_Description of the task_
Search the material and gather each line with "contains" in it.

++++++++++

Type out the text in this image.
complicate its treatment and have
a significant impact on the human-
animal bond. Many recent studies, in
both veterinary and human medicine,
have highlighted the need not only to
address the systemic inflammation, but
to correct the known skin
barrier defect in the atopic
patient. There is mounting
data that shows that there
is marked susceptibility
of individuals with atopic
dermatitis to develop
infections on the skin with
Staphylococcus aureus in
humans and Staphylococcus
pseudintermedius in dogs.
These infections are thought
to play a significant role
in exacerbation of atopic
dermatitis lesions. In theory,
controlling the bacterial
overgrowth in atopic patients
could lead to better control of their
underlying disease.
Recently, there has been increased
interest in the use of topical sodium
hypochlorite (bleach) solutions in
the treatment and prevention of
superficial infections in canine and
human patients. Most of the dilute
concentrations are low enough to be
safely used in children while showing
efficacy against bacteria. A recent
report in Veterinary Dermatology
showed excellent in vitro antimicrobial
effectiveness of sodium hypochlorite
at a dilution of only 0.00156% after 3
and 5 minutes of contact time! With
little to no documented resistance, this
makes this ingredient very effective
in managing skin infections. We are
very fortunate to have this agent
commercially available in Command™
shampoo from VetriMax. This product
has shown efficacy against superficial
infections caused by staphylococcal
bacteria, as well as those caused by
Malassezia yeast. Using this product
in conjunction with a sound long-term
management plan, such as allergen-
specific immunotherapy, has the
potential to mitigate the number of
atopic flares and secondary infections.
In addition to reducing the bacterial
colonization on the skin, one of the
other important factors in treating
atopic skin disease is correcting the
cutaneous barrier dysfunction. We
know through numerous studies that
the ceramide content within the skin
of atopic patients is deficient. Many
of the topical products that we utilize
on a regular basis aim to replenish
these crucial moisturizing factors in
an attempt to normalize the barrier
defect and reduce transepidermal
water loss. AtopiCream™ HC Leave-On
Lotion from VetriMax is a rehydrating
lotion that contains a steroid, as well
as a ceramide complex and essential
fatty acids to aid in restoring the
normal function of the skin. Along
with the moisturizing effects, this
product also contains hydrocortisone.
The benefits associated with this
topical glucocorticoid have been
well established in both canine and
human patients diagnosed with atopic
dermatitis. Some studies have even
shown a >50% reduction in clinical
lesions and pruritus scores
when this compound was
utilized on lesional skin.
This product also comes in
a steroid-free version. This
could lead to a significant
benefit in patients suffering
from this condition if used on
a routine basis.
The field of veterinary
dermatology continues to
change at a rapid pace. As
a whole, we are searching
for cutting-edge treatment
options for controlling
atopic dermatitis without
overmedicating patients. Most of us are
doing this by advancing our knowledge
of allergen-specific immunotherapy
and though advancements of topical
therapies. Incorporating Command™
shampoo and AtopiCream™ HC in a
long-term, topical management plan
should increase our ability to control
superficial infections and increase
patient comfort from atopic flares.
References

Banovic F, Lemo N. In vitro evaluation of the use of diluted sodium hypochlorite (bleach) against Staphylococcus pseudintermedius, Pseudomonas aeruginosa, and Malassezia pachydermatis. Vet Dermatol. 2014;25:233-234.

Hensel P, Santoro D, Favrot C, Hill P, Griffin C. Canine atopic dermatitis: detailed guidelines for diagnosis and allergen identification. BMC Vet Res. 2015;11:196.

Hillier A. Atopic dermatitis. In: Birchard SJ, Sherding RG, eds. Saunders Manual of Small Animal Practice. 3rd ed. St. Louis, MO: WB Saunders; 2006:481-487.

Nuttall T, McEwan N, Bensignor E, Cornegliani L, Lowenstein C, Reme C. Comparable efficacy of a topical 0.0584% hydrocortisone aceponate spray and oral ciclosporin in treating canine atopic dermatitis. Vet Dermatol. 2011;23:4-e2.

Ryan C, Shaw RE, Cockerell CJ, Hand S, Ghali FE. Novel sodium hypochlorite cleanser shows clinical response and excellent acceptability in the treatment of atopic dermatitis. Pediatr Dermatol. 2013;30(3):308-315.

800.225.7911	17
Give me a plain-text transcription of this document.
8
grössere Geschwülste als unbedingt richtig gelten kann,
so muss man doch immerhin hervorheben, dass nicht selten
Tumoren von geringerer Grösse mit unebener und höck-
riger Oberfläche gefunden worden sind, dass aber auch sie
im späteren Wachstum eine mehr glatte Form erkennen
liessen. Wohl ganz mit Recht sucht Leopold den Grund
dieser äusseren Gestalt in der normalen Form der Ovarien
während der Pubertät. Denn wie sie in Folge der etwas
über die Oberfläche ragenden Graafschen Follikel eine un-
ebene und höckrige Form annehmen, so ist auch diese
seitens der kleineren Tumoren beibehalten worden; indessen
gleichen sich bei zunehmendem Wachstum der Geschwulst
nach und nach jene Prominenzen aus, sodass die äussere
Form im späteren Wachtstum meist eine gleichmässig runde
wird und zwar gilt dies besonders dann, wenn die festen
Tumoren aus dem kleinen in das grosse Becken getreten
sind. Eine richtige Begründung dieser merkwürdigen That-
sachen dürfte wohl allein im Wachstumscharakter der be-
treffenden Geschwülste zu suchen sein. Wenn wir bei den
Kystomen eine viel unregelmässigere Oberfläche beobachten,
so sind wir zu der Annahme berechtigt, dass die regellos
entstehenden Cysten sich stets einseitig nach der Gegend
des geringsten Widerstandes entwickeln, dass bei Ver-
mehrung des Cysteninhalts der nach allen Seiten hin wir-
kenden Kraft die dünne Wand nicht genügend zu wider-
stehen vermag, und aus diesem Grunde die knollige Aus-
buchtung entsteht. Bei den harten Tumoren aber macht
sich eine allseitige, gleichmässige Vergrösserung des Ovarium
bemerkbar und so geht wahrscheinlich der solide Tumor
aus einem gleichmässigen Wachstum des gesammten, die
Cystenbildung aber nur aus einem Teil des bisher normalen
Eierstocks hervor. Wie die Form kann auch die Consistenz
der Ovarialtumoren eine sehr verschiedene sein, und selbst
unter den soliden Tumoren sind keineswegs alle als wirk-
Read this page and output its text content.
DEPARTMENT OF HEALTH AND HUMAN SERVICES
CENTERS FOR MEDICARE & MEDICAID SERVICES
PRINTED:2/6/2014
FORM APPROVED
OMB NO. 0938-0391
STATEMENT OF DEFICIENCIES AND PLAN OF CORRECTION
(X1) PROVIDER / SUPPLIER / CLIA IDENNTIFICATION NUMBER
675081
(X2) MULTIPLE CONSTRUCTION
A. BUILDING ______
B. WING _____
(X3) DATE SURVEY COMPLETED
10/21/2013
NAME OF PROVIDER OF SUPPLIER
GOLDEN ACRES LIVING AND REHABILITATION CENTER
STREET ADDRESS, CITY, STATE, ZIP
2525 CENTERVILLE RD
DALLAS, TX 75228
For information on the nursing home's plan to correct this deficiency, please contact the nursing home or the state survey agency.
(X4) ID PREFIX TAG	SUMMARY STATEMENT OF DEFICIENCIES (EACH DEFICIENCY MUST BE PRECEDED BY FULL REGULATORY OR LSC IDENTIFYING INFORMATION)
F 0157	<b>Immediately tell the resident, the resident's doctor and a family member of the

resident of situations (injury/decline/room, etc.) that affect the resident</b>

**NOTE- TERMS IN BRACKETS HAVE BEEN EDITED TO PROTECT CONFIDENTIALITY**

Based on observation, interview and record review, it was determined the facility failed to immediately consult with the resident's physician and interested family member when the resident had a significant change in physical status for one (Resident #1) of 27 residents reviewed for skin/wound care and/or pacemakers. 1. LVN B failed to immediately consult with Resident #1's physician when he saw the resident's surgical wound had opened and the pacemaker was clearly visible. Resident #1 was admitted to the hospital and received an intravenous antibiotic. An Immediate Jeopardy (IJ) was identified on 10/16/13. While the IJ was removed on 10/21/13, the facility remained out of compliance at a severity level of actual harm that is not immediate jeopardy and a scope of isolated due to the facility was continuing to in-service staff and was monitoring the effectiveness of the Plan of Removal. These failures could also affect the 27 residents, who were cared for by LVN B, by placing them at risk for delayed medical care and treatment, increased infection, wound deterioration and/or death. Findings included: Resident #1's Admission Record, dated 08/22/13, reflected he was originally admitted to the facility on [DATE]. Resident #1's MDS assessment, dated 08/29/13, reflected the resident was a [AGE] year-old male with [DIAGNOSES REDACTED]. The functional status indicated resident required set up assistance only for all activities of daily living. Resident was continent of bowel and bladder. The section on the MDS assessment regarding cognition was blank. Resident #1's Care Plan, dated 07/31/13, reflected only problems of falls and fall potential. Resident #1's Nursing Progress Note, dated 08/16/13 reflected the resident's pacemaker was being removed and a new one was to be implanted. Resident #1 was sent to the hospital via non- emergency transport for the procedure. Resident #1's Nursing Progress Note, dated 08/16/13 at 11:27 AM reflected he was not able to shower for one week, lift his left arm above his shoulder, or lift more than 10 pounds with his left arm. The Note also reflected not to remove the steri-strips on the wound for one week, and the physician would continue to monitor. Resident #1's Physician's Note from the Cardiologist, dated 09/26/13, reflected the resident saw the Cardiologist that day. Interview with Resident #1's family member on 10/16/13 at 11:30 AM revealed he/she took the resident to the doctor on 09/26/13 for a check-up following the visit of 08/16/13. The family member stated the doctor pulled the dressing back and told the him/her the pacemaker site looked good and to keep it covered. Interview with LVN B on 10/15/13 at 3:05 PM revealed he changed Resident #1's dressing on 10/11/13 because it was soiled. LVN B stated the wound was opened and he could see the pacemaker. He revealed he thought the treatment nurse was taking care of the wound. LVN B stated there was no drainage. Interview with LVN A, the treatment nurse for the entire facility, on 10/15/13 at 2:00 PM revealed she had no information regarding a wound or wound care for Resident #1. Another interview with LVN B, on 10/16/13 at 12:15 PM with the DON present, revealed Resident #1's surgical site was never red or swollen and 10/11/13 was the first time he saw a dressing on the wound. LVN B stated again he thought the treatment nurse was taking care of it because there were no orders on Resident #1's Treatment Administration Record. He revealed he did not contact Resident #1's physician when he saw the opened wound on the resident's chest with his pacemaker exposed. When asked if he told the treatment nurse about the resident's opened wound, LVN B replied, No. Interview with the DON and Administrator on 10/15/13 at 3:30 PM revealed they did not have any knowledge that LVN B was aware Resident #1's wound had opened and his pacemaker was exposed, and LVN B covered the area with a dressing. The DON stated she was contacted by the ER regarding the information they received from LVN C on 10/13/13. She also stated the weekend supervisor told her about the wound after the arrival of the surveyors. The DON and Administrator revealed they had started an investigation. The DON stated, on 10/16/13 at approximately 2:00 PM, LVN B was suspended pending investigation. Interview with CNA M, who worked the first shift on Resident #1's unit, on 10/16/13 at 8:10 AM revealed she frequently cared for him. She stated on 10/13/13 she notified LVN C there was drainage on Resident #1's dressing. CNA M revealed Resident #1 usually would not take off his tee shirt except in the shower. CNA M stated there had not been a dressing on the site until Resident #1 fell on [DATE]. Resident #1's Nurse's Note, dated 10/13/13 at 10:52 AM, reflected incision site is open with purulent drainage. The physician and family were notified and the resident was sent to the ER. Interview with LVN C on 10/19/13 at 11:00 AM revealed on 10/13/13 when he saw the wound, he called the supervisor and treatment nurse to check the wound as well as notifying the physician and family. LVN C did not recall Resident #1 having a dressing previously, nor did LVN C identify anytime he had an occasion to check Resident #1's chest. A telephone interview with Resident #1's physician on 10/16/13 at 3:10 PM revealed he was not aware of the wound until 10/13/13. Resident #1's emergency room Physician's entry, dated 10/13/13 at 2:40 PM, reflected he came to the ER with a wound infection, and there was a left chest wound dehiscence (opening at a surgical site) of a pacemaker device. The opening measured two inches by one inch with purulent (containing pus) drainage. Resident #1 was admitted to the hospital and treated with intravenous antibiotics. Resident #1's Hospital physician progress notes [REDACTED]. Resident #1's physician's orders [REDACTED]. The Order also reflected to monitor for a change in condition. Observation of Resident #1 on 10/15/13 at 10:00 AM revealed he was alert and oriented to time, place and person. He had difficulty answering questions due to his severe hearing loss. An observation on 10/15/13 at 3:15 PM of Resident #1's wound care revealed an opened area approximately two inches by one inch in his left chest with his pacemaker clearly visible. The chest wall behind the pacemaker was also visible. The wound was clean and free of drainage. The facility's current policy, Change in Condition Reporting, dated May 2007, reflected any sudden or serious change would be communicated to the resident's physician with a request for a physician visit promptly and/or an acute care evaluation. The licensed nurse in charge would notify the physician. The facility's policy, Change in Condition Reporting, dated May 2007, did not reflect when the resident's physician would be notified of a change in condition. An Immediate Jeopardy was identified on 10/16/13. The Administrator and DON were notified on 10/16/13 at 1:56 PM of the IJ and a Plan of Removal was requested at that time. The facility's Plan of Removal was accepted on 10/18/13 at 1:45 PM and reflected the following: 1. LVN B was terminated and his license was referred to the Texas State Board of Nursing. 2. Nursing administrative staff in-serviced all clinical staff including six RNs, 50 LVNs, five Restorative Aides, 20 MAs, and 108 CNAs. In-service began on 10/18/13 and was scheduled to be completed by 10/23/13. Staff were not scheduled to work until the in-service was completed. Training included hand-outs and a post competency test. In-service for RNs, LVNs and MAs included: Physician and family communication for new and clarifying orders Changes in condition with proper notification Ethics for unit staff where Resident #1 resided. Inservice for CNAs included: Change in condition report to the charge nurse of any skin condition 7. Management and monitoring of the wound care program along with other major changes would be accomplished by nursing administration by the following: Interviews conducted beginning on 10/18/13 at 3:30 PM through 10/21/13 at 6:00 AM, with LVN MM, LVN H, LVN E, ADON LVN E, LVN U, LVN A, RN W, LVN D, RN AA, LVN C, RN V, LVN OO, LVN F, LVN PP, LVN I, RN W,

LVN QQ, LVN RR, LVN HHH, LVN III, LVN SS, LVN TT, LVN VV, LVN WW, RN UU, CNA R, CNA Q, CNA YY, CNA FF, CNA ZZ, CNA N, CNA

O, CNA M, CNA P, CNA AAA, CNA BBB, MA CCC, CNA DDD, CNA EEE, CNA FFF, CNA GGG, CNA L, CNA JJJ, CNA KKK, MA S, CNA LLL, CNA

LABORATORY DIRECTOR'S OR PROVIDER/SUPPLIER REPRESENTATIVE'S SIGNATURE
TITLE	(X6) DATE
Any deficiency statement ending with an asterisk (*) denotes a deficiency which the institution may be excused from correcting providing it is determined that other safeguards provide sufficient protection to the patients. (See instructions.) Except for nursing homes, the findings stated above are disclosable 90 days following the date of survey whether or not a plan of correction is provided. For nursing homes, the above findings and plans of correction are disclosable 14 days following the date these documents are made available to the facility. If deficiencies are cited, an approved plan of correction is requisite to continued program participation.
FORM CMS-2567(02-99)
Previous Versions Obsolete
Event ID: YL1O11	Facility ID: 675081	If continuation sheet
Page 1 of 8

++++++++++

_Worked solution_
lotion that contains a steroid, as well
product also contains hydrocortisone.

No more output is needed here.